▶ [PROBLEM TO WORK ON] Say how many lines include the word "Funzioni". Reply with nothing but the number.
-----
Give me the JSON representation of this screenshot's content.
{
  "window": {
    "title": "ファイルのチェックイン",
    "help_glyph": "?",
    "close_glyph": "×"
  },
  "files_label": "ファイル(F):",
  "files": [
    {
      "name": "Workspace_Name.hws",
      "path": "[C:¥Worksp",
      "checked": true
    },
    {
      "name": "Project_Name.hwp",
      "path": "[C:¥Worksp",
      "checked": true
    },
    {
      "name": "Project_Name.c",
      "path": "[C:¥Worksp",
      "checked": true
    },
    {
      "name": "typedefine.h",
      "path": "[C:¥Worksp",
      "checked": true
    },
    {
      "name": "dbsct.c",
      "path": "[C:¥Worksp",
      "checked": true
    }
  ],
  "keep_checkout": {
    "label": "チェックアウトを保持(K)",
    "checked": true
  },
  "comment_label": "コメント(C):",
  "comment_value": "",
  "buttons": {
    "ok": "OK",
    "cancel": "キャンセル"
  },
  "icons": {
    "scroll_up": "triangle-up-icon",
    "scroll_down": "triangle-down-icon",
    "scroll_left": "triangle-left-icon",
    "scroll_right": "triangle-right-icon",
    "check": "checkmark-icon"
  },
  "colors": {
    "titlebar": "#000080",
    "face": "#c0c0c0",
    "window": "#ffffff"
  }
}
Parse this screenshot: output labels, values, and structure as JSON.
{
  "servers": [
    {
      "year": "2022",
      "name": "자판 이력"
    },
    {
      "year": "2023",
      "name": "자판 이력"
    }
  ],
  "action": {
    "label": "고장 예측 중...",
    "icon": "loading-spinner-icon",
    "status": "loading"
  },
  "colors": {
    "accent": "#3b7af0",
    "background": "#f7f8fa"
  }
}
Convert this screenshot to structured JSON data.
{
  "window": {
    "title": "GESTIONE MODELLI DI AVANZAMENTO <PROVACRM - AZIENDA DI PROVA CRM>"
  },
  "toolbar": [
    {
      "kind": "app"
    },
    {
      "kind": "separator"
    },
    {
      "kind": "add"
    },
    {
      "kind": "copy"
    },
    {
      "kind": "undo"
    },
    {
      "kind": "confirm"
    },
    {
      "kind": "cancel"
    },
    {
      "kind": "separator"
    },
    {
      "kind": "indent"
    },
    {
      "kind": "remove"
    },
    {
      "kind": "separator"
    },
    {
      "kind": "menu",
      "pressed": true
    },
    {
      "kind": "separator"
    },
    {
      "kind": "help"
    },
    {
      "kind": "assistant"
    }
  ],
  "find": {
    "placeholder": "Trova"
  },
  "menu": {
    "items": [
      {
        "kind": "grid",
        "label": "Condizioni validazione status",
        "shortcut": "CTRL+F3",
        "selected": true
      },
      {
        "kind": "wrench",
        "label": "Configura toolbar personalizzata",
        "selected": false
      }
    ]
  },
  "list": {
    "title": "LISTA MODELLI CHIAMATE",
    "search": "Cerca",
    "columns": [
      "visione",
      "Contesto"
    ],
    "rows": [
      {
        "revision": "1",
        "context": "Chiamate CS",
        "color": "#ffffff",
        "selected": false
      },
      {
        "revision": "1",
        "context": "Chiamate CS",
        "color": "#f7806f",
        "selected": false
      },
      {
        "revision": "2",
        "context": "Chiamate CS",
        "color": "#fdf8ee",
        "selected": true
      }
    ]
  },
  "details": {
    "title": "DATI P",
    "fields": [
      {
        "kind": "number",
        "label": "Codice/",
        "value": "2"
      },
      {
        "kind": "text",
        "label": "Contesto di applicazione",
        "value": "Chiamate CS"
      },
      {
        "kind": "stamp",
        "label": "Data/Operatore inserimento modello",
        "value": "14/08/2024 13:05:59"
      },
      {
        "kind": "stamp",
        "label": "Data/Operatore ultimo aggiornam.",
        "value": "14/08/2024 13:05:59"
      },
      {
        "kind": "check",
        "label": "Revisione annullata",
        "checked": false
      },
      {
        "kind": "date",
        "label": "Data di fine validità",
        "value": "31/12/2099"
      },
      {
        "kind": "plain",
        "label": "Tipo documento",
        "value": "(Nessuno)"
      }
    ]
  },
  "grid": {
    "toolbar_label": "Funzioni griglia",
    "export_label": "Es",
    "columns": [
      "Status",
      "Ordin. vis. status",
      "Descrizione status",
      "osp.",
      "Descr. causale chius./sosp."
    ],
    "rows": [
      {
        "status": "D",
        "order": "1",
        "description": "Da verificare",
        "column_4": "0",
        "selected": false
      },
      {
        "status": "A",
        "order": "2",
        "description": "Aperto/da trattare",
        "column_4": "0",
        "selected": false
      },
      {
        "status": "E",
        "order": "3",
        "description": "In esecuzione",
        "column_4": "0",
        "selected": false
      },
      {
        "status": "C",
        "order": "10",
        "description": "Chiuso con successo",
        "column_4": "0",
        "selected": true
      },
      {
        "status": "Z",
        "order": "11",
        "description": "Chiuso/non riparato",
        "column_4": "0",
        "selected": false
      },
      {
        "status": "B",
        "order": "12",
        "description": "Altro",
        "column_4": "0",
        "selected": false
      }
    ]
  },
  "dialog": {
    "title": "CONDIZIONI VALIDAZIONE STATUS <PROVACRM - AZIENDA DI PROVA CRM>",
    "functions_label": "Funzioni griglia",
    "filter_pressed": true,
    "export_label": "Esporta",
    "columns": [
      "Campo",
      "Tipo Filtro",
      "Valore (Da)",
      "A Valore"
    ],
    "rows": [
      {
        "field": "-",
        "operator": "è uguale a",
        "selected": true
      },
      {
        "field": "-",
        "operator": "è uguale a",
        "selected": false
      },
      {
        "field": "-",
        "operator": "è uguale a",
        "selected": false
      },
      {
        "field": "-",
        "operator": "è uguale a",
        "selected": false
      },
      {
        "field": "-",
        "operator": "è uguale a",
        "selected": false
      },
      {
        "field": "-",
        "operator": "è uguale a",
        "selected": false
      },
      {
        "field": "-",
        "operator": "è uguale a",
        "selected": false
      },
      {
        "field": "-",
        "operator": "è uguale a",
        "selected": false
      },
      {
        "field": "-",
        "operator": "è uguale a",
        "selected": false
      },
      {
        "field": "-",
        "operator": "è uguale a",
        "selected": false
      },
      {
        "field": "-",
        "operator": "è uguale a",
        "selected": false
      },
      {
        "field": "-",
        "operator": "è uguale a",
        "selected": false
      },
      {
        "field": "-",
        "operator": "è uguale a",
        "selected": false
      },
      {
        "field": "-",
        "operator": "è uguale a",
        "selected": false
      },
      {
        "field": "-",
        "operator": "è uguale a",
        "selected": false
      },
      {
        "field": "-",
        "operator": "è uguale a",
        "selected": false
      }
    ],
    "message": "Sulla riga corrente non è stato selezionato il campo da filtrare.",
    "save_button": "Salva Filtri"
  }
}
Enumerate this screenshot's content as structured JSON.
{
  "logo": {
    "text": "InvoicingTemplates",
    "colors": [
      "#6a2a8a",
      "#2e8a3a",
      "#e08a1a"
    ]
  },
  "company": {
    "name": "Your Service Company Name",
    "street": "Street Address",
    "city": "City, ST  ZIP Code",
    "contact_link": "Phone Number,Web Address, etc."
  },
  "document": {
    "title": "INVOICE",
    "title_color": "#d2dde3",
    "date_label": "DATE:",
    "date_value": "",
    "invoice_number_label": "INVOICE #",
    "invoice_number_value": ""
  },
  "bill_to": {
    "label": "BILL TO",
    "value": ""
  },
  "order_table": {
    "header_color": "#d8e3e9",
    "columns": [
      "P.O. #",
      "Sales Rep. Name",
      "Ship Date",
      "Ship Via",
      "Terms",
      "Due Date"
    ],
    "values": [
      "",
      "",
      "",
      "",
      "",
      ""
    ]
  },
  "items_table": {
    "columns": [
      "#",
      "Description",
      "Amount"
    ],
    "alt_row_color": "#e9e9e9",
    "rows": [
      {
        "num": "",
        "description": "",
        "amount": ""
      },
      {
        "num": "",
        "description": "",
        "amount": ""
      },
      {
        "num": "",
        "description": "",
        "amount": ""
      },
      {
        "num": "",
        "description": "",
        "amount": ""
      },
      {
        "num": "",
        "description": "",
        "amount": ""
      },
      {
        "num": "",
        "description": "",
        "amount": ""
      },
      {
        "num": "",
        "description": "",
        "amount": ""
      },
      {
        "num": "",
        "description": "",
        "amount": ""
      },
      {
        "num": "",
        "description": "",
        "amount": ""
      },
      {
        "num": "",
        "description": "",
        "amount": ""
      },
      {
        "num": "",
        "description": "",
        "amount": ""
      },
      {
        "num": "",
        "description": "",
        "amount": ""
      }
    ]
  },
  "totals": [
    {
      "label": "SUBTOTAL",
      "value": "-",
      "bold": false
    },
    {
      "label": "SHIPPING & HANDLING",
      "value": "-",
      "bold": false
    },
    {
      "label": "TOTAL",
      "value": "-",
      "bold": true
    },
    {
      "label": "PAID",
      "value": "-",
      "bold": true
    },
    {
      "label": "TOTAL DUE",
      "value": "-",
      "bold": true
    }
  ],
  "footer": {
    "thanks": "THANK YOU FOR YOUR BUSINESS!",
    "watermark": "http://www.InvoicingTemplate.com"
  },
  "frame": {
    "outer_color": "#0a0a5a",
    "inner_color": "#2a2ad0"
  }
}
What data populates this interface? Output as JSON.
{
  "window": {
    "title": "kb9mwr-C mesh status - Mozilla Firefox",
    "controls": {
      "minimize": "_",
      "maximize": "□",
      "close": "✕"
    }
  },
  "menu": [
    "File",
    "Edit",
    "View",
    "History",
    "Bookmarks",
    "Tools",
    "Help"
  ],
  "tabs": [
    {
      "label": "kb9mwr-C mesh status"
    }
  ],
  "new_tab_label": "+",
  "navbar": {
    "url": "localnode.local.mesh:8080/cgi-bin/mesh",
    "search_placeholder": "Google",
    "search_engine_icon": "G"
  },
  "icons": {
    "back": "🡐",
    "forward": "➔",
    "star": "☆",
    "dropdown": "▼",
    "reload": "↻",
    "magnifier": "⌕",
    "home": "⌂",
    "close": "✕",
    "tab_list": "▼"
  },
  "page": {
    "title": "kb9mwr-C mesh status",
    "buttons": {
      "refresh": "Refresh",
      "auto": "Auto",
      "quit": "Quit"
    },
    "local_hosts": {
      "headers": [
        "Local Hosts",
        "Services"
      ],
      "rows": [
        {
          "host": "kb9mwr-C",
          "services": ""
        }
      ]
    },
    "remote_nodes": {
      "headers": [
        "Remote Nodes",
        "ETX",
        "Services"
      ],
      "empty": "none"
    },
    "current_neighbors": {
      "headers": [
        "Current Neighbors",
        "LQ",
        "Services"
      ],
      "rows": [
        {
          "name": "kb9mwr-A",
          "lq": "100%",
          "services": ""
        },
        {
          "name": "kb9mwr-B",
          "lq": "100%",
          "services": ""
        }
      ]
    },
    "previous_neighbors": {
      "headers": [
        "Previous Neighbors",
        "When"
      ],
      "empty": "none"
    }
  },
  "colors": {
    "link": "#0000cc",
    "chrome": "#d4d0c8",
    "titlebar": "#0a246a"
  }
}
-----
▶ [EXERCISE SOLUTION] 2